Figure content listings

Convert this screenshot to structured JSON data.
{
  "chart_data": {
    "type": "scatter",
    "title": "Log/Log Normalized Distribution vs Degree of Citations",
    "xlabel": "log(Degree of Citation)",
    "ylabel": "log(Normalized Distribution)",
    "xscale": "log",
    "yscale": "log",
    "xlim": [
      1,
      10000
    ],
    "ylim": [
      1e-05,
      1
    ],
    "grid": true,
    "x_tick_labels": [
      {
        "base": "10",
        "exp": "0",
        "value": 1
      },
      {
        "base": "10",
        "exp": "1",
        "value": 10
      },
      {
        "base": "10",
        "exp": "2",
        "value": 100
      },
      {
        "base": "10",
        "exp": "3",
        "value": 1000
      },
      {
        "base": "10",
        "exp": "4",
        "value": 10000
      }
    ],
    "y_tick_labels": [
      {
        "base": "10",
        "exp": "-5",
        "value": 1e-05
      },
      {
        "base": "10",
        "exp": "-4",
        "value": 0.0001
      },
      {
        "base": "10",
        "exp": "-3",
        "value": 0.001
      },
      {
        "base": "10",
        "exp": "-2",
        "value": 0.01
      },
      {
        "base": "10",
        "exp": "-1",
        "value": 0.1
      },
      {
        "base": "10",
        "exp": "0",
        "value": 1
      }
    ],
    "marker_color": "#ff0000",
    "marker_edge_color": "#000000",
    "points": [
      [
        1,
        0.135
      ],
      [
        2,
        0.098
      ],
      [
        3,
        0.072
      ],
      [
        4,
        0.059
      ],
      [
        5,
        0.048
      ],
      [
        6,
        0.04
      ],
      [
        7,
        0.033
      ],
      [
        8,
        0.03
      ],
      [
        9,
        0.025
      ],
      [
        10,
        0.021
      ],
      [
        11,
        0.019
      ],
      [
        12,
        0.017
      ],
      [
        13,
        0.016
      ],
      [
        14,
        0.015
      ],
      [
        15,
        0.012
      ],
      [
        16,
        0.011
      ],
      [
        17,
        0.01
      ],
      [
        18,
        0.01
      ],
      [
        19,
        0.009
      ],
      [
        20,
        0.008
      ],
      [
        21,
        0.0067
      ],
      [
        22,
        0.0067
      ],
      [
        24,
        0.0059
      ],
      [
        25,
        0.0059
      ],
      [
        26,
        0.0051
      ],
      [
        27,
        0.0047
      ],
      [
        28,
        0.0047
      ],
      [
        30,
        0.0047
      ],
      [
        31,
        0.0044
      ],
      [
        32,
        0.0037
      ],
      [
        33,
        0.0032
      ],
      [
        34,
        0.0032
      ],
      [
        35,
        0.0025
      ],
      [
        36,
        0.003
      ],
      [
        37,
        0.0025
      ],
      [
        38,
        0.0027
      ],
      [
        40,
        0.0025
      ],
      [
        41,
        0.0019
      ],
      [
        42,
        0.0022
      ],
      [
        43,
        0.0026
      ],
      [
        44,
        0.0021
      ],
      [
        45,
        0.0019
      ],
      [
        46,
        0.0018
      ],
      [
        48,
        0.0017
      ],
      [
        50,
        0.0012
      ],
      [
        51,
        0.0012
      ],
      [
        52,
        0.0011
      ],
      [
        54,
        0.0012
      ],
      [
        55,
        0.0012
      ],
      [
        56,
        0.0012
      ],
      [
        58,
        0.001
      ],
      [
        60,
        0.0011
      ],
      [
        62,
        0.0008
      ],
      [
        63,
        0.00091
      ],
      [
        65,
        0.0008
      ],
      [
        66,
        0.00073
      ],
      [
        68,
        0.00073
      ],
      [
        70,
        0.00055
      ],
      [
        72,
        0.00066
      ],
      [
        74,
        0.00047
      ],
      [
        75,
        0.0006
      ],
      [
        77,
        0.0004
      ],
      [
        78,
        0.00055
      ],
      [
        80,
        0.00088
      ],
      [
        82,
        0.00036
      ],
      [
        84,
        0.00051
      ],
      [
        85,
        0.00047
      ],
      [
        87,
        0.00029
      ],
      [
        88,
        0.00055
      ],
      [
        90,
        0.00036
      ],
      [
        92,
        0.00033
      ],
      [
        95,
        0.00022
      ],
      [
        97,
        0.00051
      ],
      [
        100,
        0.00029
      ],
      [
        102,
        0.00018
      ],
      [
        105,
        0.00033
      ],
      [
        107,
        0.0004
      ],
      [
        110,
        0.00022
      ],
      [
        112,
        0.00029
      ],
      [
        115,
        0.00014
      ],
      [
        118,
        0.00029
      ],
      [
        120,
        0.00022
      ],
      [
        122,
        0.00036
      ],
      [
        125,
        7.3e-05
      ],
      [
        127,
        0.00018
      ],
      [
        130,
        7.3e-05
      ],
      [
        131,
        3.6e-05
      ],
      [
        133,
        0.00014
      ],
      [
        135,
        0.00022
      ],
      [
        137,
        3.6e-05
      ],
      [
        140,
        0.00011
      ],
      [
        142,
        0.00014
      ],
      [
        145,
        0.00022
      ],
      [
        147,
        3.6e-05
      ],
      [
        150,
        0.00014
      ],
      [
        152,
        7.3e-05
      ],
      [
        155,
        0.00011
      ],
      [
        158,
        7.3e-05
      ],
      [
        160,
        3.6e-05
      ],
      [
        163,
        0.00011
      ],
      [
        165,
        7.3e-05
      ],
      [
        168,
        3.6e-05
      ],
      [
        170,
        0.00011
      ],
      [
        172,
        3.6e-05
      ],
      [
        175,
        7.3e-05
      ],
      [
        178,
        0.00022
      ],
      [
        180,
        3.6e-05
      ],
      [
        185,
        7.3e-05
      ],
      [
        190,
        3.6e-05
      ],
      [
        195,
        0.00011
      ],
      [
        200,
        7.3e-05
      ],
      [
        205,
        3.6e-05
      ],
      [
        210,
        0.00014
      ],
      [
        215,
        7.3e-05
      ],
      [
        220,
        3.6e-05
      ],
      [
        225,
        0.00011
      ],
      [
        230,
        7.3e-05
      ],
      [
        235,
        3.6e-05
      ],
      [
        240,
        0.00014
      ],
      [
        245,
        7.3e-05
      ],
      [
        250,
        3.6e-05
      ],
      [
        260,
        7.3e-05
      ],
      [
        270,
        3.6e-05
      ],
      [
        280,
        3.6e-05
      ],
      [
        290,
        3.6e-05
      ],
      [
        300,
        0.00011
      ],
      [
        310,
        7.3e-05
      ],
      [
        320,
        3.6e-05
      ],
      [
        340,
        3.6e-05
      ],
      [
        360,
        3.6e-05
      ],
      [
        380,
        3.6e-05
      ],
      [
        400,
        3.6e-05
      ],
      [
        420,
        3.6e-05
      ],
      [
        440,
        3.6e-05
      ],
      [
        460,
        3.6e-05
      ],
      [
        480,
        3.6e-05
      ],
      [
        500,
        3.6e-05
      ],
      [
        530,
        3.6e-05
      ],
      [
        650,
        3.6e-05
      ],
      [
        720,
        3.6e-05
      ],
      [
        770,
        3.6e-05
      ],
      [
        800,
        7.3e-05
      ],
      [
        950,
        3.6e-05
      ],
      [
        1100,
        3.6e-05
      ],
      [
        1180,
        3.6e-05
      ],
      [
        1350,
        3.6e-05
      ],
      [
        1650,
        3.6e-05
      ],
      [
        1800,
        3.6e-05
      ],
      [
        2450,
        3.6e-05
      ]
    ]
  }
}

▸ TASK DETAILS:
Report only the number of lines in the listing that contain the word "Distribution".

▸ WRITTEN SOLUTION:
2